-- RECORDS FOR THE EXERCISE --
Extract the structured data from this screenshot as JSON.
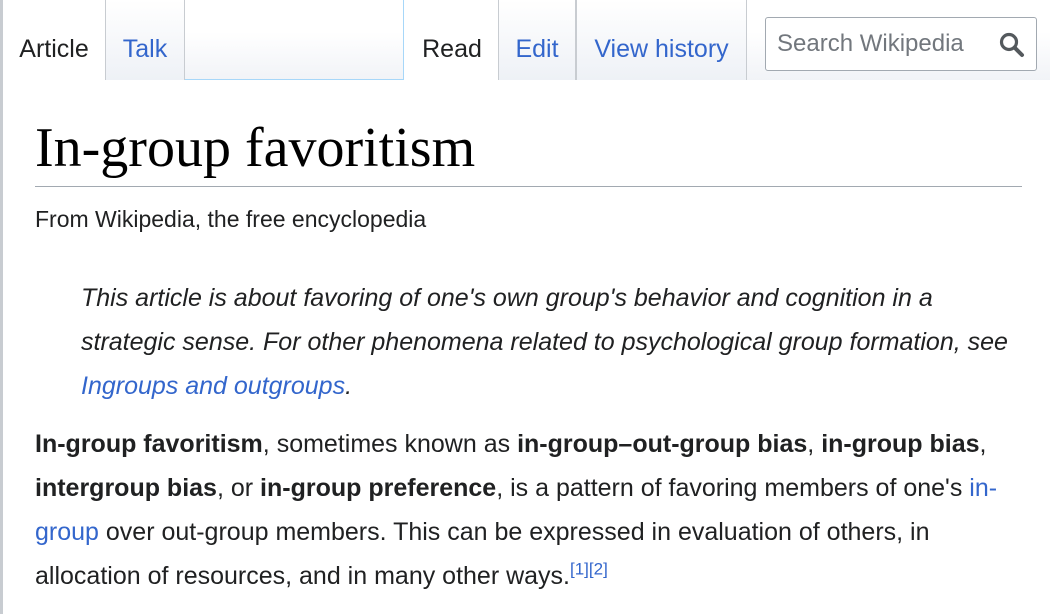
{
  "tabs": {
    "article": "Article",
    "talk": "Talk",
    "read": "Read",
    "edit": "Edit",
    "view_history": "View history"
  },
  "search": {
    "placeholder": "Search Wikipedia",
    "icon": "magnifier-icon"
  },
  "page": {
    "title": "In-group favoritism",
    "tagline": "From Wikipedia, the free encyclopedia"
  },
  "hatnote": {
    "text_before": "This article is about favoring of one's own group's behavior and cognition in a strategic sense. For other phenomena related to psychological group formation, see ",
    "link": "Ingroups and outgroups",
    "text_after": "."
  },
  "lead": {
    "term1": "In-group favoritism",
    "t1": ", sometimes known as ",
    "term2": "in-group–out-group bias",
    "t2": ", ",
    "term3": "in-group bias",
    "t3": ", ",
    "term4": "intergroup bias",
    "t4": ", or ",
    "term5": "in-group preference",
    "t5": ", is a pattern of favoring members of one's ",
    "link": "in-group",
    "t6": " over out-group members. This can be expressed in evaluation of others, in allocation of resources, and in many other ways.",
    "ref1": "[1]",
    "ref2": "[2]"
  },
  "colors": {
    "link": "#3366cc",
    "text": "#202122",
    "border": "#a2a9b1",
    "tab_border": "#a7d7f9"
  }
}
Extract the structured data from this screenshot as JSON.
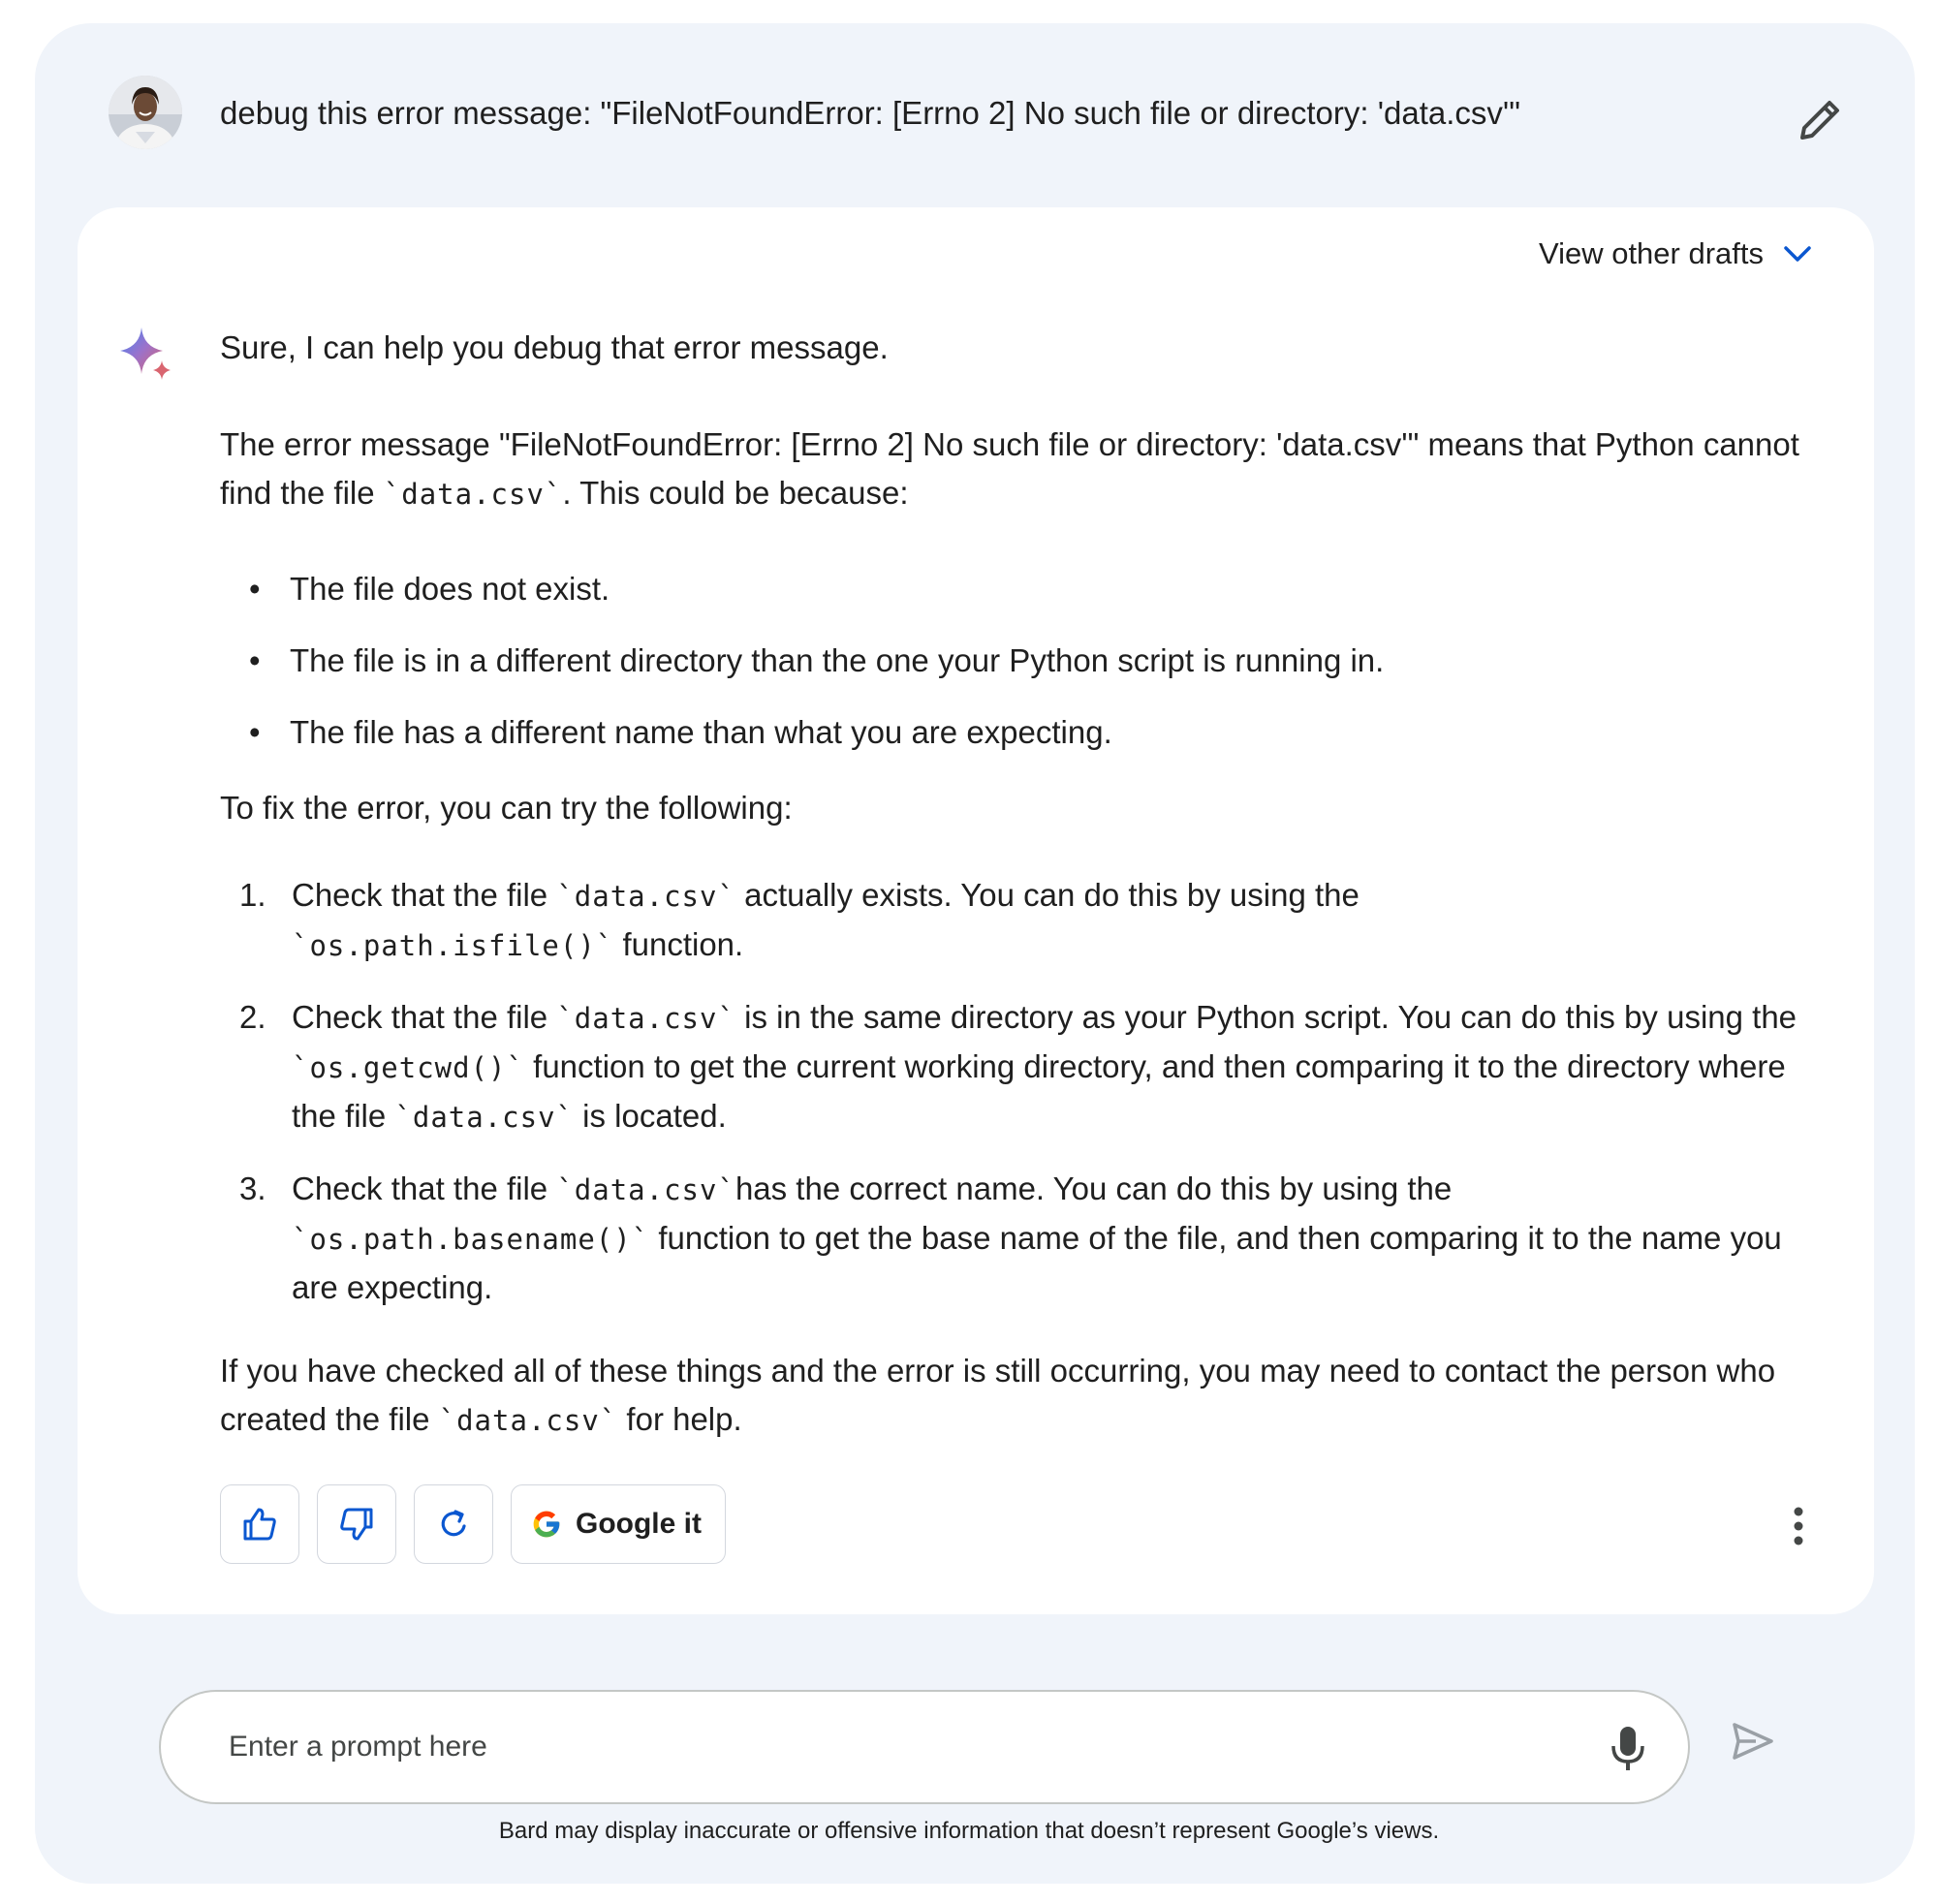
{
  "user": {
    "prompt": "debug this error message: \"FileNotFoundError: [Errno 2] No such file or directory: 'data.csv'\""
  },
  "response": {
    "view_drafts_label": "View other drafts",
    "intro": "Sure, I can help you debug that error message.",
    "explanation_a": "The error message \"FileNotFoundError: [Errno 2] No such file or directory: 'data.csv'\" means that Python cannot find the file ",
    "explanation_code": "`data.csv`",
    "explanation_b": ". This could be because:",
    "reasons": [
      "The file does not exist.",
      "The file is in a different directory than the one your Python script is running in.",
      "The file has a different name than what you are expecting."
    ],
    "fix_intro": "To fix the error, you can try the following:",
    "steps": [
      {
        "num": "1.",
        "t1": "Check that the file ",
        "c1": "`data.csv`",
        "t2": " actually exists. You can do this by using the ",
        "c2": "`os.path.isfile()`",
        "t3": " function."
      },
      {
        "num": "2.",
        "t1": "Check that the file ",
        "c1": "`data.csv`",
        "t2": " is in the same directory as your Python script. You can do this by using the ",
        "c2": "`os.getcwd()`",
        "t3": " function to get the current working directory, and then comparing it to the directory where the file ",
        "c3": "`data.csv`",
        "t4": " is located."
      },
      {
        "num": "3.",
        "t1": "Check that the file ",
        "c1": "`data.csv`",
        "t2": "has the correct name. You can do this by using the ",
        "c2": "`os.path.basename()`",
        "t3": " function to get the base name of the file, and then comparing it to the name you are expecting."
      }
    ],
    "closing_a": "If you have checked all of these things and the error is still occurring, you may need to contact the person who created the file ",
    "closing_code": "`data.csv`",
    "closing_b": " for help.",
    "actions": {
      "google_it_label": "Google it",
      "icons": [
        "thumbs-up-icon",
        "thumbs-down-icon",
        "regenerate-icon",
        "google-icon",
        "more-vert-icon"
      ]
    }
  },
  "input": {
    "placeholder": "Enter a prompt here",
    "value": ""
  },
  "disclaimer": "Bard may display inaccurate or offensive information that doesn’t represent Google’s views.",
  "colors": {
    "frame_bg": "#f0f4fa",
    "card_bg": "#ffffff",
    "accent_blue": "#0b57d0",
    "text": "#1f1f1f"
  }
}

==

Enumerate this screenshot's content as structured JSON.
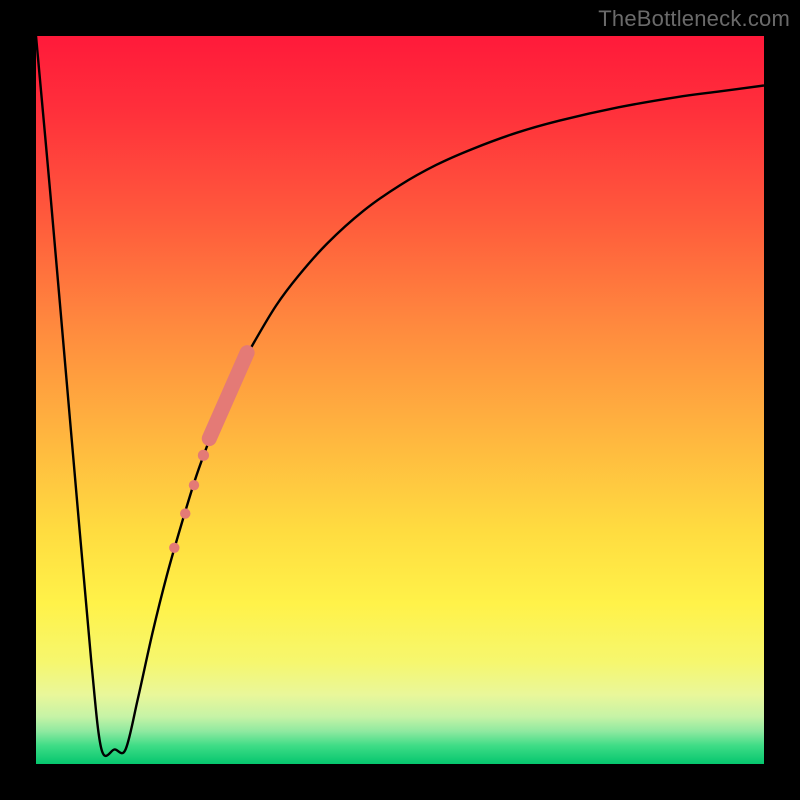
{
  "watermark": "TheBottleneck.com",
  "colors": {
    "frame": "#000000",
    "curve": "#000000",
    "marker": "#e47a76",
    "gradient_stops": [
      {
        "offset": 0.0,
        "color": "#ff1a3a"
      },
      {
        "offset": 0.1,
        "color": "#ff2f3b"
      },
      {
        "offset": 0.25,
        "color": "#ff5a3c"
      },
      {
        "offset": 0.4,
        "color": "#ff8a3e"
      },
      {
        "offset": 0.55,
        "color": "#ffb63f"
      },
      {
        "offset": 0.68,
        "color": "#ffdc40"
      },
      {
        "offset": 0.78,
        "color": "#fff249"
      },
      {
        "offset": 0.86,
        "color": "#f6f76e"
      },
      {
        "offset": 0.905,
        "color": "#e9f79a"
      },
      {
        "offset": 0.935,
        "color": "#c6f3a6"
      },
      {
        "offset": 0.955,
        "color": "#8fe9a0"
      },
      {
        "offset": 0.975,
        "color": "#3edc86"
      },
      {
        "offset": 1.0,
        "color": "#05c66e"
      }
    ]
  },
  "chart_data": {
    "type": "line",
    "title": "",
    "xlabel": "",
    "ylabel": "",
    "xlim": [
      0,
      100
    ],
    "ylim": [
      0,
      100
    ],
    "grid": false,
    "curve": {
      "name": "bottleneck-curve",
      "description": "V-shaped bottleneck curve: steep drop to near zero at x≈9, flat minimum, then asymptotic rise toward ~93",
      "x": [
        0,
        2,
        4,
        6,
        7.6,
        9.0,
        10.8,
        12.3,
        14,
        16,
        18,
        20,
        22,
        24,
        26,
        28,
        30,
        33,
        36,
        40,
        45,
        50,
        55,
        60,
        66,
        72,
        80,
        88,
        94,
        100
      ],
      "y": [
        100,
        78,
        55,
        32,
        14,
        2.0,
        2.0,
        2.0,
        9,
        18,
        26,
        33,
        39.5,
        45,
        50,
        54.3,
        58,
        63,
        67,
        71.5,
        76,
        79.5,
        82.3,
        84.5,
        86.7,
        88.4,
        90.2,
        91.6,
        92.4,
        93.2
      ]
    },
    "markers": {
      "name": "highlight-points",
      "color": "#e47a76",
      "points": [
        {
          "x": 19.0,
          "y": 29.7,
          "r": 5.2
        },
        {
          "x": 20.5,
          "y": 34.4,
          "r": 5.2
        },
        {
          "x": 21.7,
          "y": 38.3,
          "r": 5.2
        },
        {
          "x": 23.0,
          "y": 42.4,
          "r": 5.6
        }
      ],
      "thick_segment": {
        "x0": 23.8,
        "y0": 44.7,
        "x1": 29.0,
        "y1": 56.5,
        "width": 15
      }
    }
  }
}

-- THE REQUEST --
Return all lines containing "expecting".

-- WRITTEN ANSWER --
      "The file has a different name than what you are expecting."
        "t3": " function to get the base name of the file, and then comparing it to the name you are expecting."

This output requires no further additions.